▶ [EXERCISE REQUIREMENTS]:
Copy each line below without leaving any out.

▶ [SOURCE MATERIAL]:
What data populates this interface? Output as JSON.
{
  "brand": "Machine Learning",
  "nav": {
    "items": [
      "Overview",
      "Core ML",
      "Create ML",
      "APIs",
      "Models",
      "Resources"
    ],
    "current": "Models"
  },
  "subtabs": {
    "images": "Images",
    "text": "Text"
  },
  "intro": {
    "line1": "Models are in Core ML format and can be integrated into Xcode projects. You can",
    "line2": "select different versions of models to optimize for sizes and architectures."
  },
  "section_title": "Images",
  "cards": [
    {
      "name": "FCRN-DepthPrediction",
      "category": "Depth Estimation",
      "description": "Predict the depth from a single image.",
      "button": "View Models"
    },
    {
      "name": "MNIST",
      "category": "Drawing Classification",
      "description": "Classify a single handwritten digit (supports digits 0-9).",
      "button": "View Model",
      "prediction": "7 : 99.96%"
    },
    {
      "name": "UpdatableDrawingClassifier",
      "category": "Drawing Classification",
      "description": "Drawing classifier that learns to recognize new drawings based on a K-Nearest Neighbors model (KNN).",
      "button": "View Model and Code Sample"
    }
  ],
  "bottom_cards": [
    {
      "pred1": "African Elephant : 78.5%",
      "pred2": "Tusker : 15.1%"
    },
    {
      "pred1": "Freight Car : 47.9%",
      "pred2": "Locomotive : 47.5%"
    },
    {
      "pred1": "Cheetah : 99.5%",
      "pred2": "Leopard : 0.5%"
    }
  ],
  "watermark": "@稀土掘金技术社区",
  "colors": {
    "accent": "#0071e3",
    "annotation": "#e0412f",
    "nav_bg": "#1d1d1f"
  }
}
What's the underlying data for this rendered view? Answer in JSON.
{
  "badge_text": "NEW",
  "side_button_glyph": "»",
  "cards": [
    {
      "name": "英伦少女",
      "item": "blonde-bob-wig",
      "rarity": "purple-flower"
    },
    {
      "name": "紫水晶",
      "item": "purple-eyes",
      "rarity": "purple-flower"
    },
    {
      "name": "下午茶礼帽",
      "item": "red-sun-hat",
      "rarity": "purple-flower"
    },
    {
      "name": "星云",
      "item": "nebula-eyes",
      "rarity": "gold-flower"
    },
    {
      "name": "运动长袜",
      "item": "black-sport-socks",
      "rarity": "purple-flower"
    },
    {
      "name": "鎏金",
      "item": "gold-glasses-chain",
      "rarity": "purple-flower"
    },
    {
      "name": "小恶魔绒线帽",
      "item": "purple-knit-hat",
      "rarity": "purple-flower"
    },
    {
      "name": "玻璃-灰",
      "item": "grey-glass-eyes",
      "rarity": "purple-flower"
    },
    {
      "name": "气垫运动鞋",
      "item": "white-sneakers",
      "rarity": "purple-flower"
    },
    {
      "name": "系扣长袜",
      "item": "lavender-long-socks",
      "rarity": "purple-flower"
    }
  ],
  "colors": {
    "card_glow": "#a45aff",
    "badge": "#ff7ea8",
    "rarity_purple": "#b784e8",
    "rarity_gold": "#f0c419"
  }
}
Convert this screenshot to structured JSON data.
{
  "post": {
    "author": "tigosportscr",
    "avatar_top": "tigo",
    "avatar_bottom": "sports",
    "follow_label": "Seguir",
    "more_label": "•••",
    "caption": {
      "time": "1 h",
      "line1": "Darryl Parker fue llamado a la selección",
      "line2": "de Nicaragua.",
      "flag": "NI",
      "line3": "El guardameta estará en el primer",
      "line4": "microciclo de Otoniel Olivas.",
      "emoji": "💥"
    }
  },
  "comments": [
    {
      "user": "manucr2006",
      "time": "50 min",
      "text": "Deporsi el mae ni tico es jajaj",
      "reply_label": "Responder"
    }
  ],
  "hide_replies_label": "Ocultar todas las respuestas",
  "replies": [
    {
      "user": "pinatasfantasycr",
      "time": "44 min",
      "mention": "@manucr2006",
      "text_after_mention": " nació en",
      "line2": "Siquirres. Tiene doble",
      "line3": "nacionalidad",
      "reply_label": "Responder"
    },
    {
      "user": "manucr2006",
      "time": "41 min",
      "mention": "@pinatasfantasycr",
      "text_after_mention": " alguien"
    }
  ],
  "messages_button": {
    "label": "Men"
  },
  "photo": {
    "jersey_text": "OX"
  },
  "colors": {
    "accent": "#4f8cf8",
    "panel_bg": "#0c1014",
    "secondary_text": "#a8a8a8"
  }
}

▶ [RESPONSE TO THIS EXERCISE]:
What data populates this interface? Output as JSON.
{
  "brand": "Machine Learning",
  "nav": {
    "items": [
      "Overview",
      "Core ML",
      "Create ML",
      "APIs",
      "Models",
      "Resources"
    ],
    "current": "Models"
  },
  "subtabs": {
    "images": "Images",
    "text": "Text"
  },
  "intro": {
    "line1": "Models are in Core ML format and can be integrated into Xcode projects. You can",
    "line2": "select different versions of models to optimize for sizes and architectures."
  },
  "section_title": "Images",
  "cards": [
    {
      "name": "FCRN-DepthPrediction",
      "category": "Depth Estimation",
      "description": "Predict the depth from a single image.",
      "button": "View Models"
    },
    {
      "name": "MNIST",
      "category": "Drawing Classification",
      "description": "Classify a single handwritten digit (supports digits 0-9).",
      "button": "View Model",
      "prediction": "7 : 99.96%"
    },
    {
      "name": "UpdatableDrawingClassifier",
      "category": "Drawing Classification",
      "description": "Drawing classifier that learns to recognize new drawings based on a K-Nearest Neighbors model (KNN).",
      "button": "View Model and Code Sample"
    }
  ],
  "bottom_cards": [
    {
      "pred1": "African Elephant : 78.5%",
      "pred2": "Tusker : 15.1%"
    },
    {
      "pred1": "Freight Car : 47.9%",
      "pred2": "Locomotive : 47.5%"
    },
    {
      "pred1": "Cheetah : 99.5%",
      "pred2": "Leopard : 0.5%"
    }
  ],
  "watermark": "@稀土掘金技术社区",
  "colors": {
    "accent": "#0071e3",
    "annotation": "#e0412f",
    "nav_bg": "#1d1d1f"
  }
}
What's the underlying data for this rendered view? Answer in JSON.
{
  "badge_text": "NEW",
  "side_button_glyph": "»",
  "cards": [
    {
      "name": "英伦少女",
      "item": "blonde-bob-wig",
      "rarity": "purple-flower"
    },
    {
      "name": "紫水晶",
      "item": "purple-eyes",
      "rarity": "purple-flower"
    },
    {
      "name": "下午茶礼帽",
      "item": "red-sun-hat",
      "rarity": "purple-flower"
    },
    {
      "name": "星云",
      "item": "nebula-eyes",
      "rarity": "gold-flower"
    },
    {
      "name": "运动长袜",
      "item": "black-sport-socks",
      "rarity": "purple-flower"
    },
    {
      "name": "鎏金",
      "item": "gold-glasses-chain",
      "rarity": "purple-flower"
    },
    {
      "name": "小恶魔绒线帽",
      "item": "purple-knit-hat",
      "rarity": "purple-flower"
    },
    {
      "name": "玻璃-灰",
      "item": "grey-glass-eyes",
      "rarity": "purple-flower"
    },
    {
      "name": "气垫运动鞋",
      "item": "white-sneakers",
      "rarity": "purple-flower"
    },
    {
      "name": "系扣长袜",
      "item": "lavender-long-socks",
      "rarity": "purple-flower"
    }
  ],
  "colors": {
    "card_glow": "#a45aff",
    "badge": "#ff7ea8",
    "rarity_purple": "#b784e8",
    "rarity_gold": "#f0c419"
  }
}
Convert this screenshot to structured JSON data.
{
  "post": {
    "author": "tigosportscr",
    "avatar_top": "tigo",
    "avatar_bottom": "sports",
    "follow_label": "Seguir",
    "more_label": "•••",
    "caption": {
      "time": "1 h",
      "line1": "Darryl Parker fue llamado a la selección",
      "line2": "de Nicaragua.",
      "flag": "NI",
      "line3": "El guardameta estará en el primer",
      "line4": "microciclo de Otoniel Olivas.",
      "emoji": "💥"
    }
  },
  "comments": [
    {
      "user": "manucr2006",
      "time": "50 min",
      "text": "Deporsi el mae ni tico es jajaj",
      "reply_label": "Responder"
    }
  ],
  "hide_replies_label": "Ocultar todas las respuestas",
  "replies": [
    {
      "user": "pinatasfantasycr",
      "time": "44 min",
      "mention": "@manucr2006",
      "text_after_mention": " nació en",
      "line2": "Siquirres. Tiene doble",
      "line3": "nacionalidad",
      "reply_label": "Responder"
    },
    {
      "user": "manucr2006",
      "time": "41 min",
      "mention": "@pinatasfantasycr",
      "text_after_mention": " alguien"
    }
  ],
  "messages_button": {
    "label": "Men"
  },
  "photo": {
    "jersey_text": "OX"
  },
  "colors": {
    "accent": "#4f8cf8",
    "panel_bg": "#0c1014",
    "secondary_text": "#a8a8a8"
  }
}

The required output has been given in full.